Entries:
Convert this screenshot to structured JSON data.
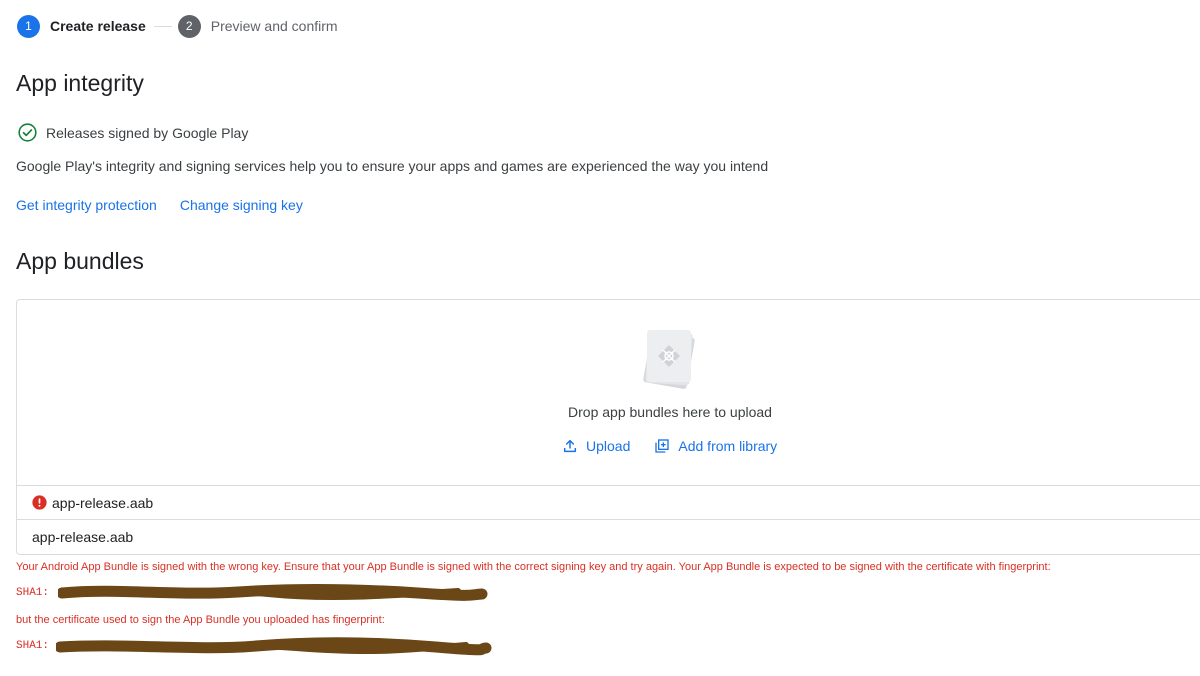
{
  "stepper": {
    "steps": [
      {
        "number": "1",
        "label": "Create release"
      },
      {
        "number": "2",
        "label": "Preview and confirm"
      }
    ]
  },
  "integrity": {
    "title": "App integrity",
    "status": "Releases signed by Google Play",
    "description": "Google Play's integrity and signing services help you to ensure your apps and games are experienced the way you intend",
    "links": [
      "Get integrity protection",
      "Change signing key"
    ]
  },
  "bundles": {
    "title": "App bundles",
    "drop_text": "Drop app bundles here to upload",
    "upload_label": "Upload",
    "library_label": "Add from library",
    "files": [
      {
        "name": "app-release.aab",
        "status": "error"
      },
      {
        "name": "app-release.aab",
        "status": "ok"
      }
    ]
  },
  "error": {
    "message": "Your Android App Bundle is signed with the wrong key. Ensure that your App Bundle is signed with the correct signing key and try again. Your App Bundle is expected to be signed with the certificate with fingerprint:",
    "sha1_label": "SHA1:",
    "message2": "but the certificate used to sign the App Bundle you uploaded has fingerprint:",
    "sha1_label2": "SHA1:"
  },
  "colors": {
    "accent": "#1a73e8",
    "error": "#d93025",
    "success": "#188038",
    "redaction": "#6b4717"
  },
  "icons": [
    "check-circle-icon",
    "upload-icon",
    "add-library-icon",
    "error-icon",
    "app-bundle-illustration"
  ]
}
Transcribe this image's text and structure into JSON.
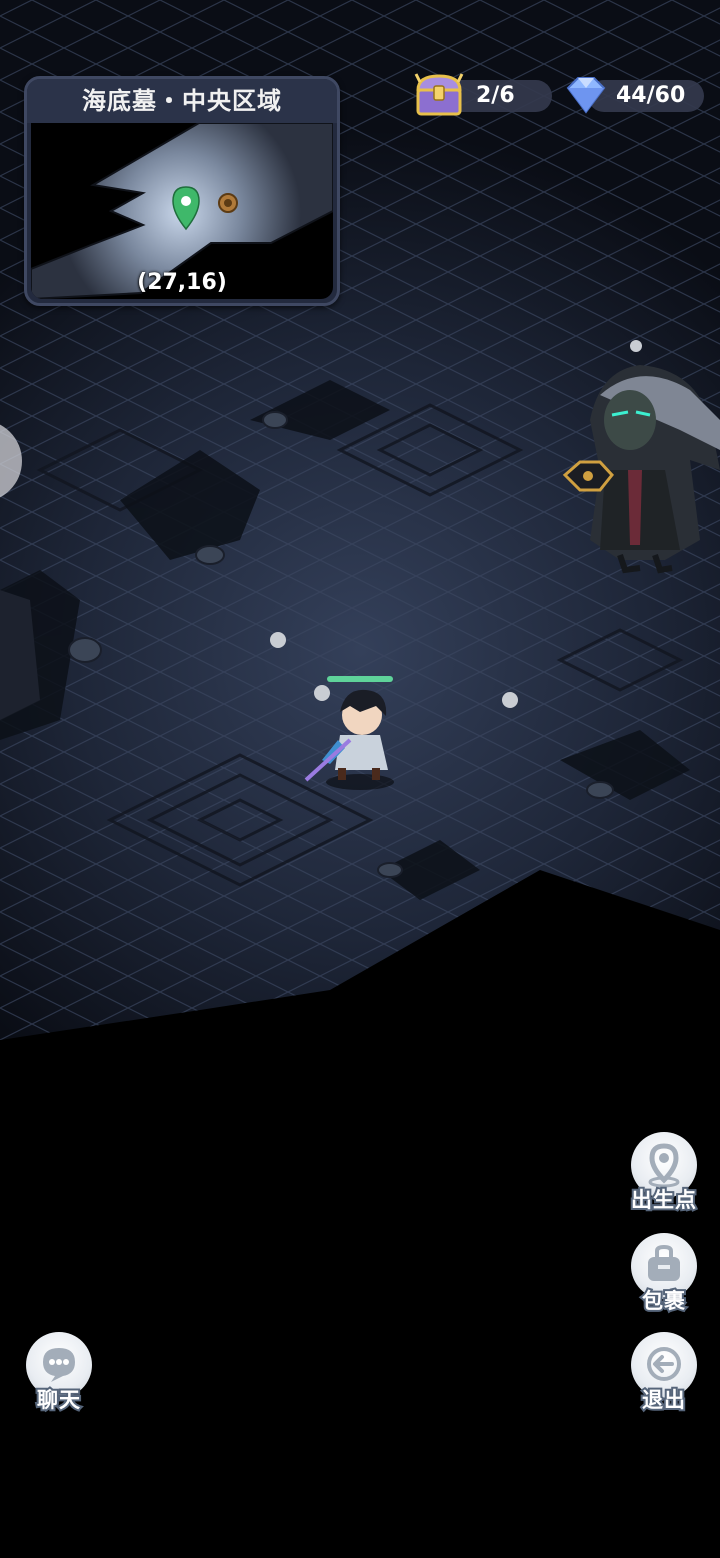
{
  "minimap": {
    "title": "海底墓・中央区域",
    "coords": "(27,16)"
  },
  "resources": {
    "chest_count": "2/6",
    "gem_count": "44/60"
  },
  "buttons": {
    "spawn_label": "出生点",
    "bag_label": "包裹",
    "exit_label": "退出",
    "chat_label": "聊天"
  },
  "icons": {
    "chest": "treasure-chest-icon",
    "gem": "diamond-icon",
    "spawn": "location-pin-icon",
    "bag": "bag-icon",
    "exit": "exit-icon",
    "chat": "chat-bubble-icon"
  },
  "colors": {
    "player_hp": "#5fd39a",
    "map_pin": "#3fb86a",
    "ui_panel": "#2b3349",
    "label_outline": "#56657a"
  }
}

Stated exercise:
Omit the pictures and restate the rest of the records verbatim.

Result:
Convert this screenshot to structured JSON data.
{
  "stepper": {
    "steps": [
      {
        "number": "1",
        "label": "Create release"
      },
      {
        "number": "2",
        "label": "Preview and confirm"
      }
    ]
  },
  "integrity": {
    "title": "App integrity",
    "status": "Releases signed by Google Play",
    "description": "Google Play's integrity and signing services help you to ensure your apps and games are experienced the way you intend",
    "links": [
      "Get integrity protection",
      "Change signing key"
    ]
  },
  "bundles": {
    "title": "App bundles",
    "drop_text": "Drop app bundles here to upload",
    "upload_label": "Upload",
    "library_label": "Add from library",
    "files": [
      {
        "name": "app-release.aab",
        "status": "error"
      },
      {
        "name": "app-release.aab",
        "status": "ok"
      }
    ]
  },
  "error": {
    "message": "Your Android App Bundle is signed with the wrong key. Ensure that your App Bundle is signed with the correct signing key and try again. Your App Bundle is expected to be signed with the certificate with fingerprint:",
    "sha1_label": "SHA1:",
    "message2": "but the certificate used to sign the App Bundle you uploaded has fingerprint:",
    "sha1_label2": "SHA1:"
  },
  "colors": {
    "accent": "#1a73e8",
    "error": "#d93025",
    "success": "#188038",
    "redaction": "#6b4717"
  },
  "icons": [
    "check-circle-icon",
    "upload-icon",
    "add-library-icon",
    "error-icon",
    "app-bundle-illustration"
  ]
}
Transcribe this image's text and structure into JSON.
{
  "minimap": {
    "title": "海底墓・中央区域",
    "coords": "(27,16)"
  },
  "resources": {
    "chest_count": "2/6",
    "gem_count": "44/60"
  },
  "buttons": {
    "spawn_label": "出生点",
    "bag_label": "包裹",
    "exit_label": "退出",
    "chat_label": "聊天"
  },
  "icons": {
    "chest": "treasure-chest-icon",
    "gem": "diamond-icon",
    "spawn": "location-pin-icon",
    "bag": "bag-icon",
    "exit": "exit-icon",
    "chat": "chat-bubble-icon"
  },
  "colors": {
    "player_hp": "#5fd39a",
    "map_pin": "#3fb86a",
    "ui_panel": "#2b3349",
    "label_outline": "#56657a"
  }
}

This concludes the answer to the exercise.